(Some records)
..........

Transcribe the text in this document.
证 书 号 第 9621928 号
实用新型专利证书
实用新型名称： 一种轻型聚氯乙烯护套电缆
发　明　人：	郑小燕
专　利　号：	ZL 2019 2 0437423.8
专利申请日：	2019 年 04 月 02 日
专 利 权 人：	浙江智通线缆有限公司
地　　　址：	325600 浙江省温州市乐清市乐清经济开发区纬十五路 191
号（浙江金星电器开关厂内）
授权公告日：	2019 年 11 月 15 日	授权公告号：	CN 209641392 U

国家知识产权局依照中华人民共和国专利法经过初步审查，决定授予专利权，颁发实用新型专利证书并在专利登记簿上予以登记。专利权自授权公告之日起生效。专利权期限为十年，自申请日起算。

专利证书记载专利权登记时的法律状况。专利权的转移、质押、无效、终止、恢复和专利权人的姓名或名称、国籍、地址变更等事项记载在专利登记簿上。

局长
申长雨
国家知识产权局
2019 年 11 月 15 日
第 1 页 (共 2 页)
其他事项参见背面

..........

Retype the listing above in full, with no alterations.

> _WRITTEN RESPONSE_
Transcribe the text in this document.
证 书 号 第 9621928 号
实用新型专利证书
实用新型名称： 一种轻型聚氯乙烯护套电缆
发　明　人：	郑小燕
专　利　号：	ZL 2019 2 0437423.8
专利申请日：	2019 年 04 月 02 日
专 利 权 人：	浙江智通线缆有限公司
地　　　址：	325600 浙江省温州市乐清市乐清经济开发区纬十五路 191
号（浙江金星电器开关厂内）
授权公告日：	2019 年 11 月 15 日	授权公告号：	CN 209641392 U

国家知识产权局依照中华人民共和国专利法经过初步审查，决定授予专利权，颁发实用新型专利证书并在专利登记簿上予以登记。专利权自授权公告之日起生效。专利权期限为十年，自申请日起算。

专利证书记载专利权登记时的法律状况。专利权的转移、质押、无效、终止、恢复和专利权人的姓名或名称、国籍、地址变更等事项记载在专利登记簿上。

局长
申长雨
国家知识产权局
2019 年 11 月 15 日
第 1 页 (共 2 页)
其他事项参见背面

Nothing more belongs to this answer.